Dataset excerpts:
=====
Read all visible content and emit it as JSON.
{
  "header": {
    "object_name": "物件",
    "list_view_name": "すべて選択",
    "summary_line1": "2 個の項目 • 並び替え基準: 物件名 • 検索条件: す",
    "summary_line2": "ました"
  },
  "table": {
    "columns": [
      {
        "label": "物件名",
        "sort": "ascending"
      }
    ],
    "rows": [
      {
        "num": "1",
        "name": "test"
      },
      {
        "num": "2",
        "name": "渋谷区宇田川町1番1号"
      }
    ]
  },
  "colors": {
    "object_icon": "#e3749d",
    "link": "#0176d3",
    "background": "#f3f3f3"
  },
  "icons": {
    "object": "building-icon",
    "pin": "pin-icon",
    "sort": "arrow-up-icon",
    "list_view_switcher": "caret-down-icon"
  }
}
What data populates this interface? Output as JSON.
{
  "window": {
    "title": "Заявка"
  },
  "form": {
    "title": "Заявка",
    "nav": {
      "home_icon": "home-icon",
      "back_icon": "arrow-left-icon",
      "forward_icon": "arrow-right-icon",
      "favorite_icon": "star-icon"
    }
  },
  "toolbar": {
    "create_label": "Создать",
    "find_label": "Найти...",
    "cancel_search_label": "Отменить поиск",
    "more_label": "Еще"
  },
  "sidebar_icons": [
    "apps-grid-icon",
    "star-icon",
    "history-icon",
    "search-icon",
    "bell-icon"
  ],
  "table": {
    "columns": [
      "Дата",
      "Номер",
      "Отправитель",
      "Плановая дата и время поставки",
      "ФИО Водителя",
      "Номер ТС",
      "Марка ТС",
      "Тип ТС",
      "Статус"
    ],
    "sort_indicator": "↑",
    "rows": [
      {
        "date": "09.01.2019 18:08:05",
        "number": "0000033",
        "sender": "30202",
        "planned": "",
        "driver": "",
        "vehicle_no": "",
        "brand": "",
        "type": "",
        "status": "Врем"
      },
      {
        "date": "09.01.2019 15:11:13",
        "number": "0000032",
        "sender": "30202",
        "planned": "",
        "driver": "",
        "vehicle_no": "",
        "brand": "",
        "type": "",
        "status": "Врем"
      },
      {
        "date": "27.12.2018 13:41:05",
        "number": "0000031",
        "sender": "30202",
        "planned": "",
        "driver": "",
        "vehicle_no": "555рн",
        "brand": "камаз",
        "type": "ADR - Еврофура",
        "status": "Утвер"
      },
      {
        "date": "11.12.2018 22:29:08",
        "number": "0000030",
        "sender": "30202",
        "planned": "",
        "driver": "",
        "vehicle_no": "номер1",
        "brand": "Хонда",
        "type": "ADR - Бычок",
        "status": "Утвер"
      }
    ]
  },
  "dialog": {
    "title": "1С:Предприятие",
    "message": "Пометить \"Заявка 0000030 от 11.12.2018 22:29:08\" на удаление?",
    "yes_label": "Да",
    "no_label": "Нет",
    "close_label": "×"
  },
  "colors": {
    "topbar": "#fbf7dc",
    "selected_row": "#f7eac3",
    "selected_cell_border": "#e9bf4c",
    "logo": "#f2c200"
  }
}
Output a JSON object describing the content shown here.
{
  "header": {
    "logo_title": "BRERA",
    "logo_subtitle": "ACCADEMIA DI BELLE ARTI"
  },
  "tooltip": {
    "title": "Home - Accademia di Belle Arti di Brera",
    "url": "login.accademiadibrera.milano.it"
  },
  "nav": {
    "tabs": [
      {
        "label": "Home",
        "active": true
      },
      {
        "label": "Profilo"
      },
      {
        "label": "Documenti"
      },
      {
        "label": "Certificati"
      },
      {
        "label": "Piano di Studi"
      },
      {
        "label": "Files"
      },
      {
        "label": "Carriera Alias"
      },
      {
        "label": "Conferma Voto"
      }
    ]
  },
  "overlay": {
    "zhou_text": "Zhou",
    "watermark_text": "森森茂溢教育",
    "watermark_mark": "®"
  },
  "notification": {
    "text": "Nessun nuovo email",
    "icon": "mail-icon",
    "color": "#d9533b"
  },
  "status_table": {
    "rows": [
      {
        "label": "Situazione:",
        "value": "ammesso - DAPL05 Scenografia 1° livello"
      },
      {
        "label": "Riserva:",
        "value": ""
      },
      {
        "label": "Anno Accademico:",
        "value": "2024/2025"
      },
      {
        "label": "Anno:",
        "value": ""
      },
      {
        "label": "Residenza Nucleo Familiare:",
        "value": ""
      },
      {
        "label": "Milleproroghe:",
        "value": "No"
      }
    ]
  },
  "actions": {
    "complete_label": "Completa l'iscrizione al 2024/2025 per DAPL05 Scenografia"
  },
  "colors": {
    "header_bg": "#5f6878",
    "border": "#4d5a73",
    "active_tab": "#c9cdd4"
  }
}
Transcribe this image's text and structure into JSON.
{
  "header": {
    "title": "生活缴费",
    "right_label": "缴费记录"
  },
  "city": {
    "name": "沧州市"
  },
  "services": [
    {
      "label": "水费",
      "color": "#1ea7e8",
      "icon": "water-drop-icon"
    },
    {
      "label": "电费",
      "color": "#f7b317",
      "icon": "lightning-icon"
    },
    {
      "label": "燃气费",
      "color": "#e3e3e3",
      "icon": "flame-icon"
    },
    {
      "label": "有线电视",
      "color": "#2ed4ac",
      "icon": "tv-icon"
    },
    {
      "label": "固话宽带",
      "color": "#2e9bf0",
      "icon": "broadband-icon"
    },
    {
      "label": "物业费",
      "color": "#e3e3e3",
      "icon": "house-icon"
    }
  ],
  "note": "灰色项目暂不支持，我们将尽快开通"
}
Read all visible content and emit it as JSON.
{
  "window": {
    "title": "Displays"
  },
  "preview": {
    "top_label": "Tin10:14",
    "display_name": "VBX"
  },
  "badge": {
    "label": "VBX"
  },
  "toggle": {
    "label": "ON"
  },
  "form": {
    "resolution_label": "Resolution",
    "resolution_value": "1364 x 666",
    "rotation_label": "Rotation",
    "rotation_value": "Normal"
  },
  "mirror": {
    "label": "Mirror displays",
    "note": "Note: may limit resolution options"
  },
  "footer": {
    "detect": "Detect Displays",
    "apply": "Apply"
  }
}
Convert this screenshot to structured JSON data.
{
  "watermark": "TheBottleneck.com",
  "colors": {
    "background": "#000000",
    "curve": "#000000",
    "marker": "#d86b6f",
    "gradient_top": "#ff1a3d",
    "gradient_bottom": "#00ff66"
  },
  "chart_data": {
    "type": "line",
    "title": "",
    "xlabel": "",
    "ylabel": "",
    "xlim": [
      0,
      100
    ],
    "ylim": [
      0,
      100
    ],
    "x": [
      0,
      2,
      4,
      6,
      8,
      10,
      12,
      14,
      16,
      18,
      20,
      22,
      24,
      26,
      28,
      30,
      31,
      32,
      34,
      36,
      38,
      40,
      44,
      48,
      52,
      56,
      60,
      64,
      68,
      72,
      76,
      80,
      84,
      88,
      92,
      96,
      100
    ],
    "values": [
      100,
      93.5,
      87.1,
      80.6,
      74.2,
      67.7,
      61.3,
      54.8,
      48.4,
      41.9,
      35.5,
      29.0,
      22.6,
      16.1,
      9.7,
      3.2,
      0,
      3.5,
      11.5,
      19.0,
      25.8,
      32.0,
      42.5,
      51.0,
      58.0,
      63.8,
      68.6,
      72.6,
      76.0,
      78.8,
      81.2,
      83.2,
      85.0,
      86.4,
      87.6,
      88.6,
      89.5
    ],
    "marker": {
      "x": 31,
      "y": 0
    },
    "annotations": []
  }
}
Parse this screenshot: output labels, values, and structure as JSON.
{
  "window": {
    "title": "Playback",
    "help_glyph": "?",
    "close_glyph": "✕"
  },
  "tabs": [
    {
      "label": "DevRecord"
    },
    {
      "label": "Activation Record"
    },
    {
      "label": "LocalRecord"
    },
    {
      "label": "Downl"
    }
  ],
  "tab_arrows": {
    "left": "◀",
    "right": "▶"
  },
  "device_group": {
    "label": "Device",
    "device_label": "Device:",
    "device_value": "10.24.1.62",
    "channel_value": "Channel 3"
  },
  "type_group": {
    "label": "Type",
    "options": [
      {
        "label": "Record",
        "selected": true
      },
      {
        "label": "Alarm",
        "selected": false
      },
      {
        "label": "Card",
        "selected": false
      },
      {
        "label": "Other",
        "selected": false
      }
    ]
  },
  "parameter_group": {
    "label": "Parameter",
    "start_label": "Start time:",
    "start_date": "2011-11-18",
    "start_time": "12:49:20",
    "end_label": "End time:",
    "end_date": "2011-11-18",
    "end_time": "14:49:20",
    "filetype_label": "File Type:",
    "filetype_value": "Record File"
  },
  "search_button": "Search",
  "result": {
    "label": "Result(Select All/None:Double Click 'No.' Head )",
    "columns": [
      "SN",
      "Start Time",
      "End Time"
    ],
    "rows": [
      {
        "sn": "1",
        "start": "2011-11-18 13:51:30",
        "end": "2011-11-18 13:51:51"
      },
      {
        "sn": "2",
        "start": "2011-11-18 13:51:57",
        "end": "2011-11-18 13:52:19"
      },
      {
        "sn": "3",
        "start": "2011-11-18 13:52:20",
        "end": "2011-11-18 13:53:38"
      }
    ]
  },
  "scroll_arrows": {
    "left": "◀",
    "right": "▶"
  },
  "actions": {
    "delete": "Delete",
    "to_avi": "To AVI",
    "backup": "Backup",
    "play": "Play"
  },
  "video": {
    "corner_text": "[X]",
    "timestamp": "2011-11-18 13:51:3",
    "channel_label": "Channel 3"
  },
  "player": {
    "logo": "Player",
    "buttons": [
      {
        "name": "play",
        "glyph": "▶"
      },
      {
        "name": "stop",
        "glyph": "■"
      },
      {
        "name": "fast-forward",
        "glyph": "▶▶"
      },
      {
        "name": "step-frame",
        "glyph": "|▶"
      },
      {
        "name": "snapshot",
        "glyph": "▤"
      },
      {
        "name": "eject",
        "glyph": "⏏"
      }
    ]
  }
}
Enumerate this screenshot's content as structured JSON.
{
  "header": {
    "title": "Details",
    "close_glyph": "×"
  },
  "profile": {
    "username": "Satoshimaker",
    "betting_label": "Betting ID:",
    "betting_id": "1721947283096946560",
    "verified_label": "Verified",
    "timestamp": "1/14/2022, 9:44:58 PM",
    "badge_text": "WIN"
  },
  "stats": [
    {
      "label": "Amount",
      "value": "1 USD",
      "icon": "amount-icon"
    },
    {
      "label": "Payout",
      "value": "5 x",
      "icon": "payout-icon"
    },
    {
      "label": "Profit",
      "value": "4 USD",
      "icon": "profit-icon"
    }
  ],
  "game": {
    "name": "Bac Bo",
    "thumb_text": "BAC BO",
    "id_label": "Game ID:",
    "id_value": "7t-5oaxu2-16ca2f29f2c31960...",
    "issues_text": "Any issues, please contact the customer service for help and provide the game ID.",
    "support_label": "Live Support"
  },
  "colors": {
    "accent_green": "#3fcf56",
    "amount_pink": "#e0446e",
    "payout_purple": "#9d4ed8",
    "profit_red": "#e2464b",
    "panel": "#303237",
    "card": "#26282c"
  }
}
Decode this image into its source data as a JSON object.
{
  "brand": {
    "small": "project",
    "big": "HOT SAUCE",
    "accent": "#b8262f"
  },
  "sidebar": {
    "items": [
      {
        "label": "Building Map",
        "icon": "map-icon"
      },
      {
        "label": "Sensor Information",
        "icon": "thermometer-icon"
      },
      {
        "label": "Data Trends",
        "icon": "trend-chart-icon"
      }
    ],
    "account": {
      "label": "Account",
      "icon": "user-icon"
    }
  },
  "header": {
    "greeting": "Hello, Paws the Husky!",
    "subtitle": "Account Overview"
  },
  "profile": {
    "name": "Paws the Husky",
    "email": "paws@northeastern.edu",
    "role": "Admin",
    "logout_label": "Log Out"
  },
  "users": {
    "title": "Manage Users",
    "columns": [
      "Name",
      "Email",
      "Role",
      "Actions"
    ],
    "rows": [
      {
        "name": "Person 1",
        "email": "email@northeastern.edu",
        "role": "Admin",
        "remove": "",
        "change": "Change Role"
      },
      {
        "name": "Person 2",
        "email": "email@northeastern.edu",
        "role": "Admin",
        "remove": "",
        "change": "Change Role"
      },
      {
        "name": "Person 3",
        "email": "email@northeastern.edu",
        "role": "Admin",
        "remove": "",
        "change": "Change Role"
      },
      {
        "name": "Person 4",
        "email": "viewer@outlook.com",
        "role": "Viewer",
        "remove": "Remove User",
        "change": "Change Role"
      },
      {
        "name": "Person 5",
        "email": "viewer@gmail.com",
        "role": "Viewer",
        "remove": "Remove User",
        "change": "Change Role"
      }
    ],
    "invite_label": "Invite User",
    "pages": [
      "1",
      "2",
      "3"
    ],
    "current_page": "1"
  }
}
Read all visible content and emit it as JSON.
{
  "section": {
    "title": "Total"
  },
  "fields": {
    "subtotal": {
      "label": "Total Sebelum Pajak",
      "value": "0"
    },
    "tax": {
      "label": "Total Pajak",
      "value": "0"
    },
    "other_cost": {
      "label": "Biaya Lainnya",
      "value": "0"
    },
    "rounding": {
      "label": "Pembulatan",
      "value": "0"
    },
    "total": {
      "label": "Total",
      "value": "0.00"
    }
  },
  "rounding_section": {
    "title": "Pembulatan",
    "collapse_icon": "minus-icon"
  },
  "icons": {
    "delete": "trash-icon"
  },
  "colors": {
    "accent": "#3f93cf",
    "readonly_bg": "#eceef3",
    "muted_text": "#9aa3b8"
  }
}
=====
§ **What you are asked to do**:
Reply with nothing but the number of lines that contain the word "this".

§ **Exercise response**:
6